--- Written request ---
The records below are to be quoted in full; please keep every word exact.

A block of data:
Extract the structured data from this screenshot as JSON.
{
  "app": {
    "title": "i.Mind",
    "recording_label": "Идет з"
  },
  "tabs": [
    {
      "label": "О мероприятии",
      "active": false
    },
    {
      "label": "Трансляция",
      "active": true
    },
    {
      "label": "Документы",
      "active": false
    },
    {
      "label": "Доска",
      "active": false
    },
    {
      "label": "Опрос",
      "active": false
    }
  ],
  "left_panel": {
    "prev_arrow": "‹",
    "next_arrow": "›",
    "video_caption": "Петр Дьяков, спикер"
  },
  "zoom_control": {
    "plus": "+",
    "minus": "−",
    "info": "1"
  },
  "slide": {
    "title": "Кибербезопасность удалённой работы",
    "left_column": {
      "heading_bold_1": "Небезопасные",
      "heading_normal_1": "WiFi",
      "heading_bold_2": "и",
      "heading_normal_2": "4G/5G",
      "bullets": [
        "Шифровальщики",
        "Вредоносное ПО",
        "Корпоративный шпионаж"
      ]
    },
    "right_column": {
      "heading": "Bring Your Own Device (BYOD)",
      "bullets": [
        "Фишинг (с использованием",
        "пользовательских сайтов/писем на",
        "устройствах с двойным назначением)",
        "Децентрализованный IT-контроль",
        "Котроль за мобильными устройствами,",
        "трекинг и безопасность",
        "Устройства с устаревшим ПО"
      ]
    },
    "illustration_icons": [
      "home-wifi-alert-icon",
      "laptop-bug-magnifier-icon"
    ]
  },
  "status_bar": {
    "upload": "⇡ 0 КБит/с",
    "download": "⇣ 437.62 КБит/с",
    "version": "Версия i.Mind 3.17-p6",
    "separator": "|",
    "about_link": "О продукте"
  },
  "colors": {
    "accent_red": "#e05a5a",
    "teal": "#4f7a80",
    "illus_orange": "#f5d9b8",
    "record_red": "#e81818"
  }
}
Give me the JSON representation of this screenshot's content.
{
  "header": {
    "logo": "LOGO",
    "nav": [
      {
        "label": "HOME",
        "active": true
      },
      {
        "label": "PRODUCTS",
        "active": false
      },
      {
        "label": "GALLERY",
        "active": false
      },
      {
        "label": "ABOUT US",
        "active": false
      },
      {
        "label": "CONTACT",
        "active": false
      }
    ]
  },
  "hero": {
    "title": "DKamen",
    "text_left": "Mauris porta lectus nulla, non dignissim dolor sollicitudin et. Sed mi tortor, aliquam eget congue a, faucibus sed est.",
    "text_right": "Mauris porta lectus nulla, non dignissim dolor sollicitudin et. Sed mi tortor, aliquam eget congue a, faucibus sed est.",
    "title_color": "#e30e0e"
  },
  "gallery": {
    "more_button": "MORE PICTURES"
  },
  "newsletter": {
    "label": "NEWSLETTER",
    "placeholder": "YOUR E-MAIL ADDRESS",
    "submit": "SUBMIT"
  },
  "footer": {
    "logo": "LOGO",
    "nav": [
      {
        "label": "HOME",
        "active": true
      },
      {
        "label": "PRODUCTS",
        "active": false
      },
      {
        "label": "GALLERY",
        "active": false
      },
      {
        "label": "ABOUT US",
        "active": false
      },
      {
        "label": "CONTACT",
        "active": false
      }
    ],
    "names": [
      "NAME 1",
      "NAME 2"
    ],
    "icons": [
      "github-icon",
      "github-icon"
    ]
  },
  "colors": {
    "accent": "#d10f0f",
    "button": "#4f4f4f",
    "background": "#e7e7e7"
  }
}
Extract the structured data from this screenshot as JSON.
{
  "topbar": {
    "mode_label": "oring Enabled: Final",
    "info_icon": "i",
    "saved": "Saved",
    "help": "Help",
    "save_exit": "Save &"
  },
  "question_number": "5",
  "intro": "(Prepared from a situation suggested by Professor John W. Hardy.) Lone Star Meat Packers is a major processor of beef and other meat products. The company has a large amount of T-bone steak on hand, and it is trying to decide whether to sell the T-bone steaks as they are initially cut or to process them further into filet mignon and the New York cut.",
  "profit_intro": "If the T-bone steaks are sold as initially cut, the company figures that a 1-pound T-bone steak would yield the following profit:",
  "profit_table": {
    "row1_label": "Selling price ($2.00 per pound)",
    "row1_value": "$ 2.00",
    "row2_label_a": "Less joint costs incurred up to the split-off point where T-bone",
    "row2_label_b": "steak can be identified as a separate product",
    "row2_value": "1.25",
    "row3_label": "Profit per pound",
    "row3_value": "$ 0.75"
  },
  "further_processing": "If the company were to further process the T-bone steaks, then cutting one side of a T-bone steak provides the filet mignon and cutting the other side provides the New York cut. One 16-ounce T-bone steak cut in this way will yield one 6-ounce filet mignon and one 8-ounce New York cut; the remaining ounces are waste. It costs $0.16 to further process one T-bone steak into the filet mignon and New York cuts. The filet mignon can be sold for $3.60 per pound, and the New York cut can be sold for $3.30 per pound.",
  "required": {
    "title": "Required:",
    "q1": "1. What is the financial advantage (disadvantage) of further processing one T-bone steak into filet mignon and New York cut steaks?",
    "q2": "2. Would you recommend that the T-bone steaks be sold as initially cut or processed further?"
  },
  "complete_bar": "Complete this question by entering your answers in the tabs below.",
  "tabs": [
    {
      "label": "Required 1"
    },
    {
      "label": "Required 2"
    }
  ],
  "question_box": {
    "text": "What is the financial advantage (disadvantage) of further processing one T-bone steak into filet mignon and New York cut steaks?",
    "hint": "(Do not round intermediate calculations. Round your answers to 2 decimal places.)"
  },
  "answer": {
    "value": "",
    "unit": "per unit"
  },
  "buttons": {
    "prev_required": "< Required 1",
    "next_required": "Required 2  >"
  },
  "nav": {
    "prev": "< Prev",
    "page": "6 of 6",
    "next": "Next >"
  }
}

--- Answer for this exercise ---
Extract the structured data from this screenshot as JSON.
{
  "app": {
    "title": "i.Mind",
    "recording_label": "Идет з"
  },
  "tabs": [
    {
      "label": "О мероприятии",
      "active": false
    },
    {
      "label": "Трансляция",
      "active": true
    },
    {
      "label": "Документы",
      "active": false
    },
    {
      "label": "Доска",
      "active": false
    },
    {
      "label": "Опрос",
      "active": false
    }
  ],
  "left_panel": {
    "prev_arrow": "‹",
    "next_arrow": "›",
    "video_caption": "Петр Дьяков, спикер"
  },
  "zoom_control": {
    "plus": "+",
    "minus": "−",
    "info": "1"
  },
  "slide": {
    "title": "Кибербезопасность удалённой работы",
    "left_column": {
      "heading_bold_1": "Небезопасные",
      "heading_normal_1": "WiFi",
      "heading_bold_2": "и",
      "heading_normal_2": "4G/5G",
      "bullets": [
        "Шифровальщики",
        "Вредоносное ПО",
        "Корпоративный шпионаж"
      ]
    },
    "right_column": {
      "heading": "Bring Your Own Device (BYOD)",
      "bullets": [
        "Фишинг (с использованием",
        "пользовательских сайтов/писем на",
        "устройствах с двойным назначением)",
        "Децентрализованный IT-контроль",
        "Котроль за мобильными устройствами,",
        "трекинг и безопасность",
        "Устройства с устаревшим ПО"
      ]
    },
    "illustration_icons": [
      "home-wifi-alert-icon",
      "laptop-bug-magnifier-icon"
    ]
  },
  "status_bar": {
    "upload": "⇡ 0 КБит/с",
    "download": "⇣ 437.62 КБит/с",
    "version": "Версия i.Mind 3.17-p6",
    "separator": "|",
    "about_link": "О продукте"
  },
  "colors": {
    "accent_red": "#e05a5a",
    "teal": "#4f7a80",
    "illus_orange": "#f5d9b8",
    "record_red": "#e81818"
  }
}
Give me the JSON representation of this screenshot's content.
{
  "header": {
    "logo": "LOGO",
    "nav": [
      {
        "label": "HOME",
        "active": true
      },
      {
        "label": "PRODUCTS",
        "active": false
      },
      {
        "label": "GALLERY",
        "active": false
      },
      {
        "label": "ABOUT US",
        "active": false
      },
      {
        "label": "CONTACT",
        "active": false
      }
    ]
  },
  "hero": {
    "title": "DKamen",
    "text_left": "Mauris porta lectus nulla, non dignissim dolor sollicitudin et. Sed mi tortor, aliquam eget congue a, faucibus sed est.",
    "text_right": "Mauris porta lectus nulla, non dignissim dolor sollicitudin et. Sed mi tortor, aliquam eget congue a, faucibus sed est.",
    "title_color": "#e30e0e"
  },
  "gallery": {
    "more_button": "MORE PICTURES"
  },
  "newsletter": {
    "label": "NEWSLETTER",
    "placeholder": "YOUR E-MAIL ADDRESS",
    "submit": "SUBMIT"
  },
  "footer": {
    "logo": "LOGO",
    "nav": [
      {
        "label": "HOME",
        "active": true
      },
      {
        "label": "PRODUCTS",
        "active": false
      },
      {
        "label": "GALLERY",
        "active": false
      },
      {
        "label": "ABOUT US",
        "active": false
      },
      {
        "label": "CONTACT",
        "active": false
      }
    ],
    "names": [
      "NAME 1",
      "NAME 2"
    ],
    "icons": [
      "github-icon",
      "github-icon"
    ]
  },
  "colors": {
    "accent": "#d10f0f",
    "button": "#4f4f4f",
    "background": "#e7e7e7"
  }
}
Extract the structured data from this screenshot as JSON.
{
  "topbar": {
    "mode_label": "oring Enabled: Final",
    "info_icon": "i",
    "saved": "Saved",
    "help": "Help",
    "save_exit": "Save &"
  },
  "question_number": "5",
  "intro": "(Prepared from a situation suggested by Professor John W. Hardy.) Lone Star Meat Packers is a major processor of beef and other meat products. The company has a large amount of T-bone steak on hand, and it is trying to decide whether to sell the T-bone steaks as they are initially cut or to process them further into filet mignon and the New York cut.",
  "profit_intro": "If the T-bone steaks are sold as initially cut, the company figures that a 1-pound T-bone steak would yield the following profit:",
  "profit_table": {
    "row1_label": "Selling price ($2.00 per pound)",
    "row1_value": "$ 2.00",
    "row2_label_a": "Less joint costs incurred up to the split-off point where T-bone",
    "row2_label_b": "steak can be identified as a separate product",
    "row2_value": "1.25",
    "row3_label": "Profit per pound",
    "row3_value": "$ 0.75"
  },
  "further_processing": "If the company were to further process the T-bone steaks, then cutting one side of a T-bone steak provides the filet mignon and cutting the other side provides the New York cut. One 16-ounce T-bone steak cut in this way will yield one 6-ounce filet mignon and one 8-ounce New York cut; the remaining ounces are waste. It costs $0.16 to further process one T-bone steak into the filet mignon and New York cuts. The filet mignon can be sold for $3.60 per pound, and the New York cut can be sold for $3.30 per pound.",
  "required": {
    "title": "Required:",
    "q1": "1. What is the financial advantage (disadvantage) of further processing one T-bone steak into filet mignon and New York cut steaks?",
    "q2": "2. Would you recommend that the T-bone steaks be sold as initially cut or processed further?"
  },
  "complete_bar": "Complete this question by entering your answers in the tabs below.",
  "tabs": [
    {
      "label": "Required 1"
    },
    {
      "label": "Required 2"
    }
  ],
  "question_box": {
    "text": "What is the financial advantage (disadvantage) of further processing one T-bone steak into filet mignon and New York cut steaks?",
    "hint": "(Do not round intermediate calculations. Round your answers to 2 decimal places.)"
  },
  "answer": {
    "value": "",
    "unit": "per unit"
  },
  "buttons": {
    "prev_required": "< Required 1",
    "next_required": "Required 2  >"
  },
  "nav": {
    "prev": "< Prev",
    "page": "6 of 6",
    "next": "Next >"
  }
}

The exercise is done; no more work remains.